» **Exercise aim**
Without the images, output each record below as it stands.

------------------------------------------------

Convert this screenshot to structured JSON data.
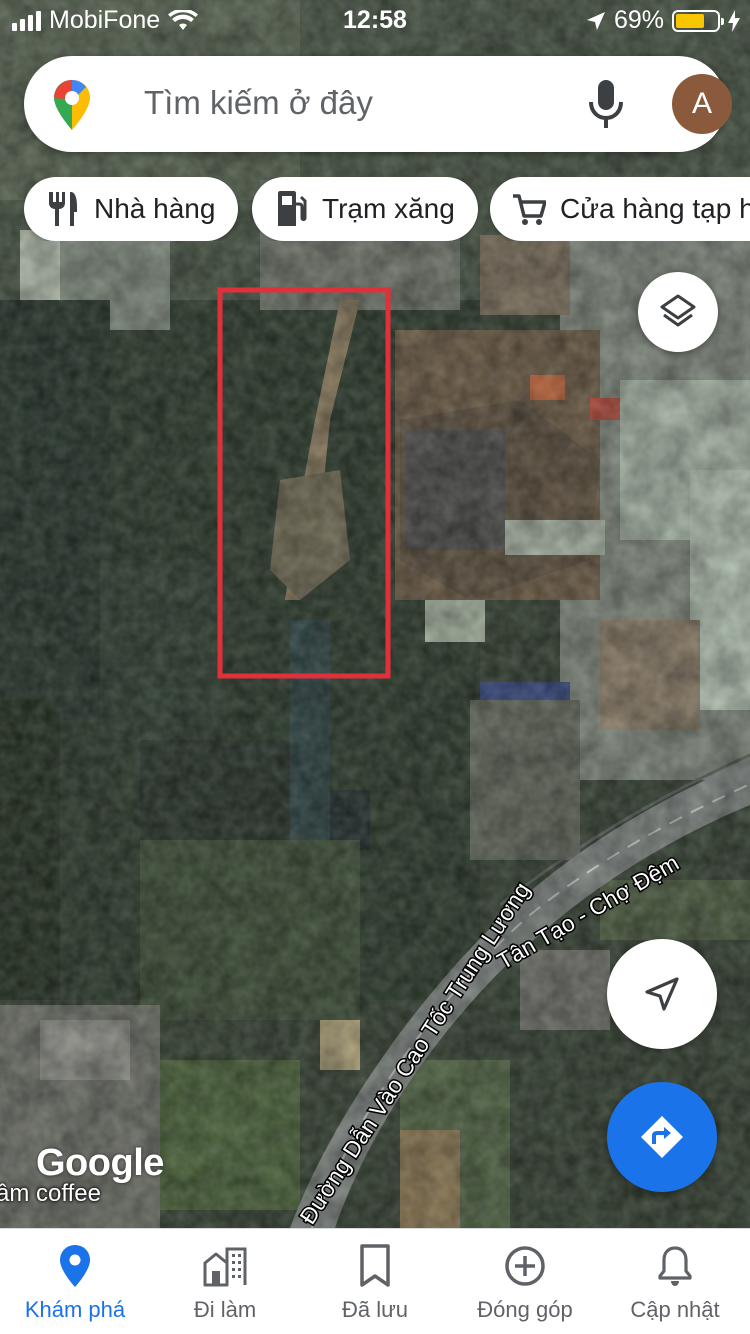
{
  "status_bar": {
    "carrier": "MobiFone",
    "time": "12:58",
    "battery": "69%",
    "battery_level": 0.69,
    "battery_color": "#f7c600"
  },
  "search": {
    "placeholder": "Tìm kiếm ở đây",
    "mic_icon": "mic-icon",
    "avatar_initial": "A",
    "avatar_color": "#8b5a3c"
  },
  "chips": [
    {
      "label": "Nhà hàng",
      "icon": "fork-knife-icon"
    },
    {
      "label": "Trạm xăng",
      "icon": "gas-station-icon"
    },
    {
      "label": "Cửa hàng tạp hóa",
      "icon": "shopping-cart-icon"
    }
  ],
  "map": {
    "roads": [
      "Đường Dẫn Vào Cao Tốc Trung Lương",
      "Tân Tạo - Chợ Đệm"
    ],
    "place_label": "âm coffee",
    "attribution": "Google",
    "highlight_color": "#e0303a"
  },
  "buttons": {
    "layers_icon": "layers-icon",
    "location_icon": "navigation-arrow-icon",
    "directions_icon": "directions-icon",
    "directions_color": "#1a73e8"
  },
  "bottom_nav": [
    {
      "label": "Khám phá",
      "icon": "location-pin-icon",
      "active": true
    },
    {
      "label": "Đi làm",
      "icon": "commute-buildings-icon",
      "active": false
    },
    {
      "label": "Đã lưu",
      "icon": "bookmark-icon",
      "active": false
    },
    {
      "label": "Đóng góp",
      "icon": "add-circle-icon",
      "active": false
    },
    {
      "label": "Cập nhật",
      "icon": "bell-icon",
      "active": false
    }
  ]
}
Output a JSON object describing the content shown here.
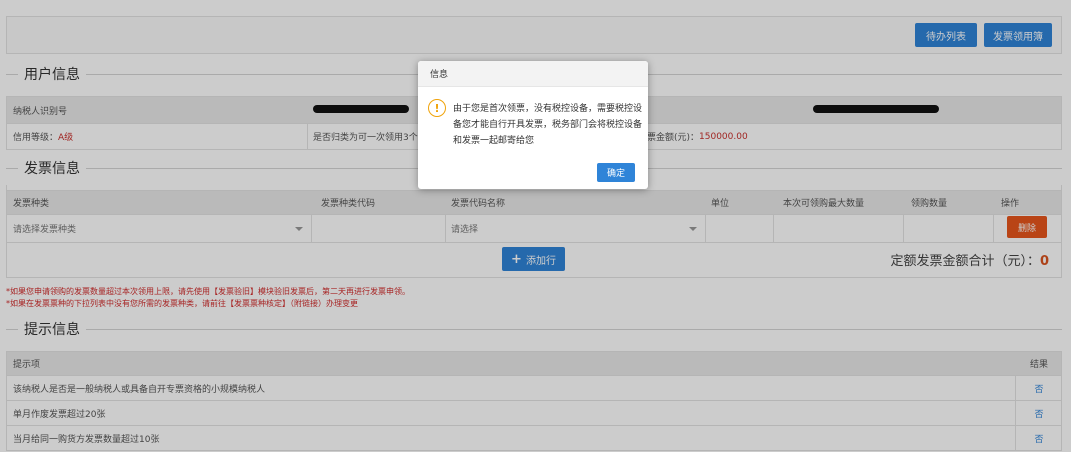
{
  "toolbar": {
    "todo_label": "待办列表",
    "invoice_label": "发票领用簿"
  },
  "user_info": {
    "title": "用户信息",
    "taxpayer_id_label": "纳税人识别号",
    "credit_label": "信用等级：",
    "credit_value": "A级",
    "category_text": "是否归类为可一次领用3个月",
    "amount_label": "票金额(元)：",
    "amount_value": "150000.00"
  },
  "invoice_info": {
    "title": "发票信息",
    "columns": [
      "发票种类",
      "发票种类代码",
      "发票代码名称",
      "单位",
      "本次可领购最大数量",
      "领购数量",
      "操作"
    ],
    "type_placeholder": "请选择发票种类",
    "code_placeholder": "请选择",
    "delete_label": "删除",
    "add_row_label": "添加行",
    "total_label": "定额发票金额合计（元）：",
    "total_value": "0"
  },
  "notes": [
    "*如果您申请领购的发票数量超过本次领用上限，请先使用【发票验旧】模块验旧发票后，第二天再进行发票申领。",
    "*如果在发票票种的下拉列表中没有您所需的发票种类，请前往【发票票种核定】（附链接）办理变更"
  ],
  "tips": {
    "title": "提示信息",
    "header_item": "提示项",
    "header_result": "结果",
    "rows": [
      {
        "item": "该纳税人是否是一般纳税人或具备自开专票资格的小规模纳税人",
        "result": "否"
      },
      {
        "item": "单月作废发票超过20张",
        "result": "否"
      },
      {
        "item": "当月给同一购货方发票数量超过10张",
        "result": "否"
      }
    ]
  },
  "dialog": {
    "title": "信息",
    "icon": "warning-icon",
    "message": "由于您是首次领票，没有税控设备，需要税控设备您才能自行开具发票，税务部门会将税控设备和发票一起邮寄给您",
    "ok_label": "确定"
  }
}
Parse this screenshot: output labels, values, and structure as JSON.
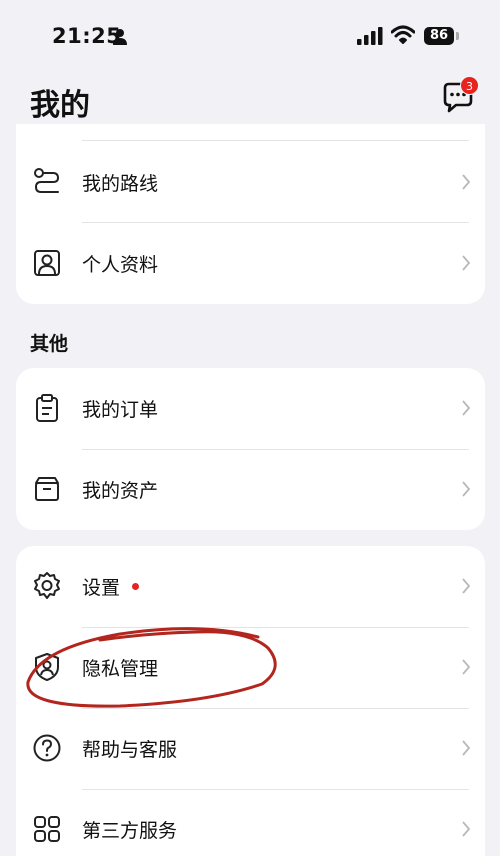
{
  "status_bar": {
    "time": "21:25",
    "battery": "86",
    "icons": [
      "person-icon",
      "signal-icon",
      "wifi-icon",
      "battery-icon"
    ]
  },
  "header": {
    "title": "我的",
    "message_badge": "3",
    "message_icon": "chat-bubble-icon"
  },
  "card_top": {
    "items": [
      {
        "label": "我的路线",
        "icon": "route-icon"
      },
      {
        "label": "个人资料",
        "icon": "profile-icon"
      }
    ]
  },
  "section_other": {
    "title": "其他",
    "items": [
      {
        "label": "我的订单",
        "icon": "clipboard-icon"
      },
      {
        "label": "我的资产",
        "icon": "box-icon"
      }
    ]
  },
  "card_settings": {
    "items": [
      {
        "label": "设置",
        "icon": "gear-icon",
        "has_dot": true
      },
      {
        "label": "隐私管理",
        "icon": "shield-person-icon"
      },
      {
        "label": "帮助与客服",
        "icon": "question-icon"
      },
      {
        "label": "第三方服务",
        "icon": "grid-icon"
      }
    ]
  },
  "colors": {
    "background": "#f2f2f6",
    "card": "#ffffff",
    "badge_red": "#e8231f",
    "annotation_red": "#b3261e",
    "chevron": "#b8b8bd"
  }
}
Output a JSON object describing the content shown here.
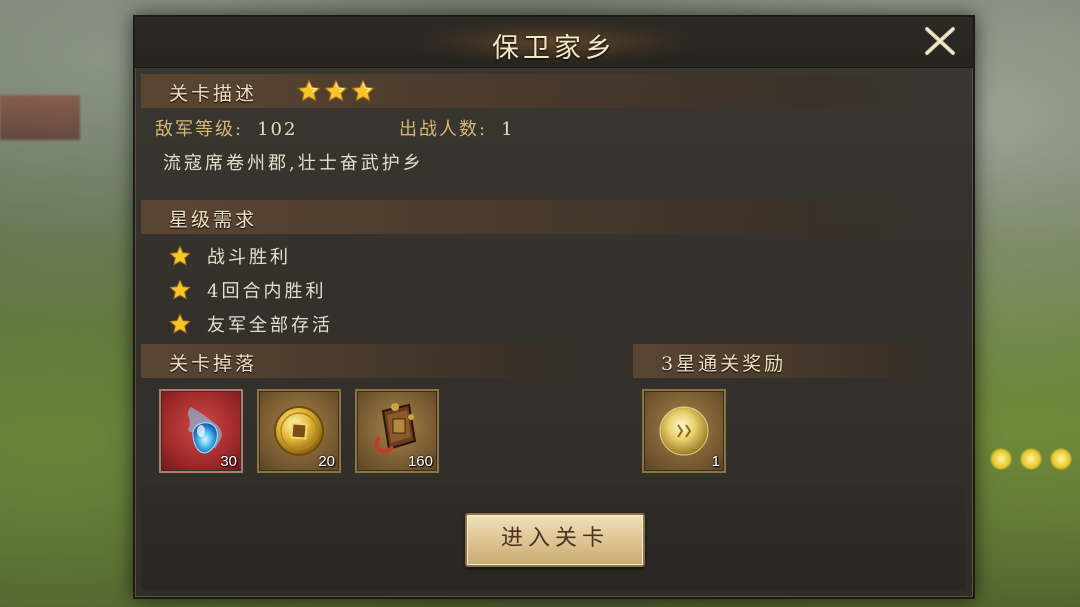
{
  "window": {
    "title": "保卫家乡",
    "close_icon": "close-x-icon"
  },
  "stage_desc": {
    "header": "关卡描述",
    "stars_earned": 3,
    "enemy_level_label": "敌军等级:",
    "enemy_level_value": "102",
    "troops_label": "出战人数:",
    "troops_value": "1",
    "description": "流寇席卷州郡,壮士奋武护乡"
  },
  "star_requirements": {
    "header": "星级需求",
    "items": [
      {
        "icon": "star-icon",
        "label": "战斗胜利"
      },
      {
        "icon": "star-icon",
        "label": "4回合内胜利"
      },
      {
        "icon": "star-icon",
        "label": "友军全部存活"
      }
    ]
  },
  "drops": {
    "header": "关卡掉落",
    "items": [
      {
        "icon": "blue-spirit-crystal-icon",
        "count": "30",
        "frame": "red"
      },
      {
        "icon": "gold-coin-icon",
        "count": "20",
        "frame": "gold"
      },
      {
        "icon": "armor-bundle-icon",
        "count": "160",
        "frame": "gold"
      }
    ]
  },
  "reward": {
    "header": "3星通关奖励",
    "items": [
      {
        "icon": "golden-orb-icon",
        "count": "1",
        "frame": "gold"
      }
    ]
  },
  "actions": {
    "enter_label": "进入关卡"
  },
  "colors": {
    "accent_gold": "#d7b678",
    "star_yellow": "#f7c52a",
    "panel_bg": "#34312c",
    "button_bg": "#dcc391"
  }
}
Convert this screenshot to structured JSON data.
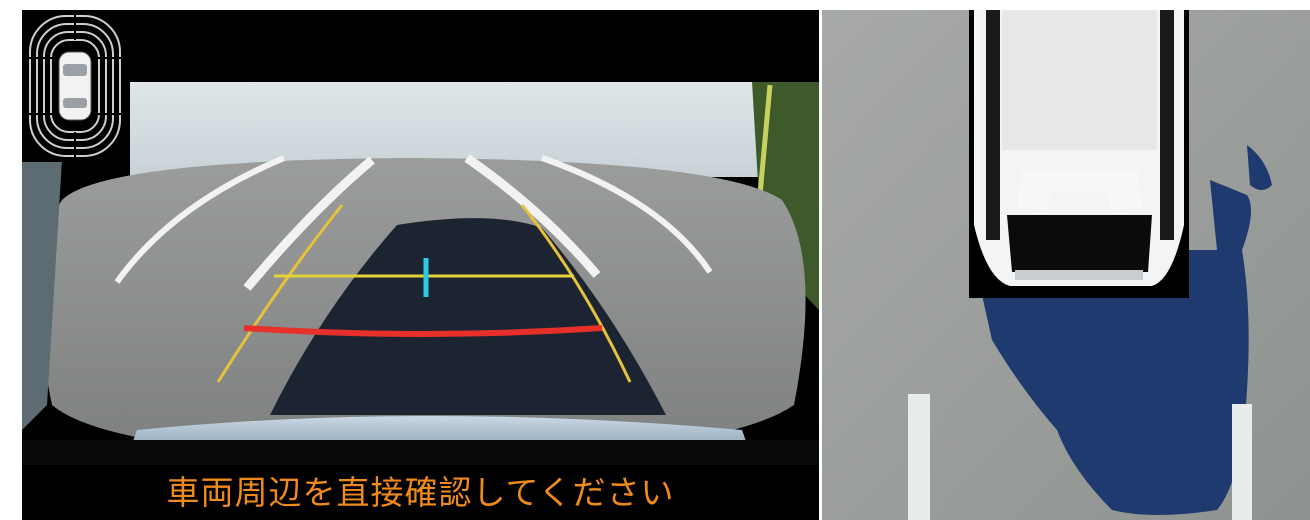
{
  "rear_camera_view": {
    "warning_text": "車両周辺を直接確認してください",
    "guide_line_colors": {
      "distance_near": "#e8302a",
      "distance_mid": "#e6d23a",
      "course_lines": "#e6c23a",
      "center_marker": "#2ec8e8"
    }
  },
  "minimap": {
    "icon": "car-top-view-icon",
    "sensor_ring_icon": "parking-sensor-arcs-icon"
  },
  "top_down_view": {
    "icon": "vehicle-overhead-icon",
    "shadow_color": "#1e3a6e"
  }
}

------------------------------------------------

» **Response to the task**
Convert this screenshot to structured JSON data.
{
  "status_bar": {
    "carrier": "MobiFone",
    "time": "12:58",
    "battery": "69%",
    "battery_level": 0.69,
    "battery_color": "#f7c600"
  },
  "search": {
    "placeholder": "Tìm kiếm ở đây",
    "mic_icon": "mic-icon",
    "avatar_initial": "A",
    "avatar_color": "#8b5a3c"
  },
  "chips": [
    {
      "label": "Nhà hàng",
      "icon": "fork-knife-icon"
    },
    {
      "label": "Trạm xăng",
      "icon": "gas-station-icon"
    },
    {
      "label": "Cửa hàng tạp hóa",
      "icon": "shopping-cart-icon"
    }
  ],
  "map": {
    "roads": [
      "Đường Dẫn Vào Cao Tốc Trung Lương",
      "Tân Tạo - Chợ Đệm"
    ],
    "place_label": "âm coffee",
    "attribution": "Google",
    "highlight_color": "#e0303a"
  },
  "buttons": {
    "layers_icon": "layers-icon",
    "location_icon": "navigation-arrow-icon",
    "directions_icon": "directions-icon",
    "directions_color": "#1a73e8"
  },
  "bottom_nav": [
    {
      "label": "Khám phá",
      "icon": "location-pin-icon",
      "active": true
    },
    {
      "label": "Đi làm",
      "icon": "commute-buildings-icon",
      "active": false
    },
    {
      "label": "Đã lưu",
      "icon": "bookmark-icon",
      "active": false
    },
    {
      "label": "Đóng góp",
      "icon": "add-circle-icon",
      "active": false
    },
    {
      "label": "Cập nhật",
      "icon": "bell-icon",
      "active": false
    }
  ]
}
Output a JSON object describing the content shown here.
{
  "toolbar": {
    "todo_label": "待办列表",
    "invoice_label": "发票领用簿"
  },
  "user_info": {
    "title": "用户信息",
    "taxpayer_id_label": "纳税人识别号",
    "credit_label": "信用等级：",
    "credit_value": "A级",
    "category_text": "是否归类为可一次领用3个月",
    "amount_label": "票金额(元)：",
    "amount_value": "150000.00"
  },
  "invoice_info": {
    "title": "发票信息",
    "columns": [
      "发票种类",
      "发票种类代码",
      "发票代码名称",
      "单位",
      "本次可领购最大数量",
      "领购数量",
      "操作"
    ],
    "type_placeholder": "请选择发票种类",
    "code_placeholder": "请选择",
    "delete_label": "删除",
    "add_row_label": "添加行",
    "total_label": "定额发票金额合计（元）：",
    "total_value": "0"
  },
  "notes": [
    "*如果您申请领购的发票数量超过本次领用上限，请先使用【发票验旧】模块验旧发票后，第二天再进行发票申领。",
    "*如果在发票票种的下拉列表中没有您所需的发票种类，请前往【发票票种核定】（附链接）办理变更"
  ],
  "tips": {
    "title": "提示信息",
    "header_item": "提示项",
    "header_result": "结果",
    "rows": [
      {
        "item": "该纳税人是否是一般纳税人或具备自开专票资格的小规模纳税人",
        "result": "否"
      },
      {
        "item": "单月作废发票超过20张",
        "result": "否"
      },
      {
        "item": "当月给同一购货方发票数量超过10张",
        "result": "否"
      }
    ]
  },
  "dialog": {
    "title": "信息",
    "icon": "warning-icon",
    "message": "由于您是首次领票，没有税控设备，需要税控设备您才能自行开具发票，税务部门会将税控设备和发票一起邮寄给您",
    "ok_label": "确定"
  }
}
Parse this screenshot: output labels, values, and structure as JSON.
{
  "status_bar": {
    "time": "21:25",
    "battery": "86",
    "icons": [
      "person-icon",
      "signal-icon",
      "wifi-icon",
      "battery-icon"
    ]
  },
  "header": {
    "title": "我的",
    "message_badge": "3",
    "message_icon": "chat-bubble-icon"
  },
  "card_top": {
    "items": [
      {
        "label": "我的路线",
        "icon": "route-icon"
      },
      {
        "label": "个人资料",
        "icon": "profile-icon"
      }
    ]
  },
  "section_other": {
    "title": "其他",
    "items": [
      {
        "label": "我的订单",
        "icon": "clipboard-icon"
      },
      {
        "label": "我的资产",
        "icon": "box-icon"
      }
    ]
  },
  "card_settings": {
    "items": [
      {
        "label": "设置",
        "icon": "gear-icon",
        "has_dot": true
      },
      {
        "label": "隐私管理",
        "icon": "shield-person-icon"
      },
      {
        "label": "帮助与客服",
        "icon": "question-icon"
      },
      {
        "label": "第三方服务",
        "icon": "grid-icon"
      }
    ]
  },
  "colors": {
    "background": "#f2f2f6",
    "card": "#ffffff",
    "badge_red": "#e8231f",
    "annotation_red": "#b3261e",
    "chevron": "#b8b8bd"
  }
}
Output a JSON object describing the content shown here.
{
  "window": {
    "title": "保卫家乡",
    "close_icon": "close-x-icon"
  },
  "stage_desc": {
    "header": "关卡描述",
    "stars_earned": 3,
    "enemy_level_label": "敌军等级:",
    "enemy_level_value": "102",
    "troops_label": "出战人数:",
    "troops_value": "1",
    "description": "流寇席卷州郡,壮士奋武护乡"
  },
  "star_requirements": {
    "header": "星级需求",
    "items": [
      {
        "icon": "star-icon",
        "label": "战斗胜利"
      },
      {
        "icon": "star-icon",
        "label": "4回合内胜利"
      },
      {
        "icon": "star-icon",
        "label": "友军全部存活"
      }
    ]
  },
  "drops": {
    "header": "关卡掉落",
    "items": [
      {
        "icon": "blue-spirit-crystal-icon",
        "count": "30",
        "frame": "red"
      },
      {
        "icon": "gold-coin-icon",
        "count": "20",
        "frame": "gold"
      },
      {
        "icon": "armor-bundle-icon",
        "count": "160",
        "frame": "gold"
      }
    ]
  },
  "reward": {
    "header": "3星通关奖励",
    "items": [
      {
        "icon": "golden-orb-icon",
        "count": "1",
        "frame": "gold"
      }
    ]
  },
  "actions": {
    "enter_label": "进入关卡"
  },
  "colors": {
    "accent_gold": "#d7b678",
    "star_yellow": "#f7c52a",
    "panel_bg": "#34312c",
    "button_bg": "#dcc391"
  }
}
Convert this screenshot to structured JSON data.
{
  "rear_camera_view": {
    "warning_text": "車両周辺を直接確認してください",
    "guide_line_colors": {
      "distance_near": "#e8302a",
      "distance_mid": "#e6d23a",
      "course_lines": "#e6c23a",
      "center_marker": "#2ec8e8"
    }
  },
  "minimap": {
    "icon": "car-top-view-icon",
    "sensor_ring_icon": "parking-sensor-arcs-icon"
  },
  "top_down_view": {
    "icon": "vehicle-overhead-icon",
    "shadow_color": "#1e3a6e"
  }
}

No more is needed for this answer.